### Excerto
------
Caro César,
Paz e Bem!
Terminei a leitura de tua obra.
Como forma de agradecer-te pela obra
presenteada, envio esta resenha.
Embora desejes que os teólogos sejam
menos polemistas e apologéticos, porém, mais “teólogos em plena diaconia”
(p.409); tua obra, no entanto, é polêmica e apologética. Polêmica porque é a
mais contundente defesa da experiência pentecostal ante a teologia reformada no
Brasil, mais especificamente contra a perspectiva cessacionista; e apologética
porque é um texto potencialmente capaz de explicar a identidade pentecostal
para setores de fora da religião cristã.
O primeiro ponto a destacar positivamente sobre a obra é a tua honestidade
intelectual, que a conheço de longa data, pois convivemos cotidianamente em
nossa atividade profissional. Somente uma pessoa de tua estirpe tem a coragem
de estruturar uma obra cujos primeiros 11 capítulos revelam a forma que pensavas
até a virada intelectual − como confessado: “O que escrevi antes de saber o que
era Pós-Modernidade”; leia-se: sob a influência da teologia reformada –, onde a
viagem para a Alemanha pode ser considerada um marco temporal para o início dela.
Nesses capítulos, está patente o fenômeno rotineiro entre os jovens
seminaristas pentecostais, onde uma vez em contato com algumas literaturas
reformadas, se encantam com a organização dessa teologia e a abraçam sem ao
menos levar em conta as duas indagações presentes na introdução de tua obra:
“Será que os pensadores [ou estudantes]
pentecostais sabem que a proposta batizada de cosmovisão cristã, é
neocalvinista, e que ‘cosmovisão cristã’ é o sistema de Calvino repaginado por
Kuyper? Será que o pessoal sabe que, como já foi dito, no subtítulo do livro de
Abraham Kuyper, está escrito que o calvinismo é o ‘sistema que hoje a igreja
cristã deve reconhecer como bíblico?” (p.38).
------
### Material de consulta
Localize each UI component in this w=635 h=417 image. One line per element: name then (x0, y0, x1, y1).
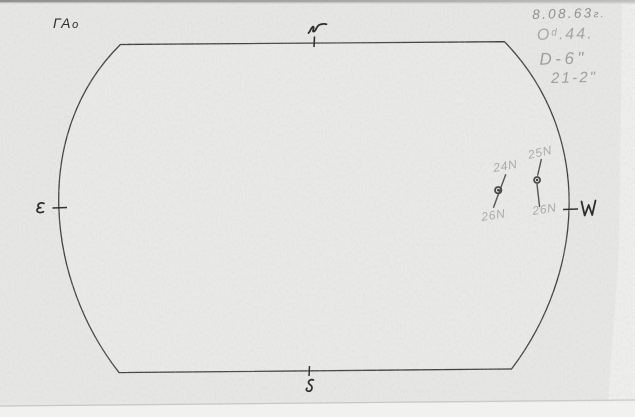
svg-text:Оd.44.: Оd.44. (537, 25, 594, 43)
svg-text:D-6": D-6" (539, 49, 587, 69)
svg-text:21-2": 21-2" (550, 69, 598, 87)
------
### Requisitos
1. Reescreva de forma mais concisa o parágrafo do excerto iniciado por "Embora desejes que os teólogos sejam", conservando suas informações principais.
2. Dê prosseguimento à resenha dirigida a César, começando logo após a última frase apresentada no excerto.

### Respostas redigidas
1. Embora César deseje teólogos menos polemistas e apologéticos e mais "teólogos em plena diaconia" (p.409), sua obra é ambas as coisas. É polêmica por constituir a mais contundente defesa da experiência pentecostal diante da teologia reformada no Brasil, sobretudo contra a perspectiva cessacionista. É apologética por ser potencialmente capaz de explicar a identidade pentecostal a setores de fora da religião cristã.

2.
Ainda na primeira parte da obra, destaco o capítulo 10, “Que se abram as
Gaiolas Teológicas”, onde lembro-me da bonita e agradável tarde em que o frágil
beija-flor entrou à biblioteca da CPAD para não mais achar a saída. Mas, por
intermédio de um antigo “passarinheiro”, escondido por detrás da atividade
intelectual, o pássaro das asas velozes teve sua doce liberdade de volta. É bonito
saber que tal acontecimento se tornaria a metáfora do mais belo texto que,
pessoalmente, considero ter saído de tua pena. Refiro-me à perspectiva estética
dele.
A
tua honestidade intelectual continua a ser motivo de destaque porque na segunda
parte da obra, deixas claro “O que Venho Escrevendo depois de Aprender o que É
Pós-Modernidade” – Leia-se: o rompimento com o paradigma da teologia reformada.
Aqui, destaco dois textos que foram os mais importantes para mim. O capítulo
12, onde defendes uma nova proposta de hermenêutica identitariamente
pentecostal. O fundamento teórico dessa teologia seria a teologia narrativa,
onde faríamos teologia, não apenas priorizando os textos paulinos, mas dando o
devido valor aos textos evangélicos narrativos de onde brotam o fundamento dos
principais dogmas da comunidade cristã no mundo, e especificamente da
experiência pentecostal. Em seguida, destaco também o capítulo 16, onde fazes a
fundamentação teórica do fenômeno da experiência religiosa, bem como o
fundamento da experiência do Espírito a partir da reflexão teológica a fim de
propor um novo modo de pensar e crer a teologia pentecostal. Destaco esses dois
capítulos, pois neles, tocas em duas esferas urgentes para os teólogos
pentecostais brasileiros: (1) compreender melhor o fundamento textual (hermenêutico,
exegético e teológico) que embasa o fenômeno do batismo no Espírito Santo, isto
é, os textos narrativos; e (2) compreender bem a natureza da experiência
religiosa refletida no mistério do batismo no Espírito que se reflete na
experiência de adoração pentecostal.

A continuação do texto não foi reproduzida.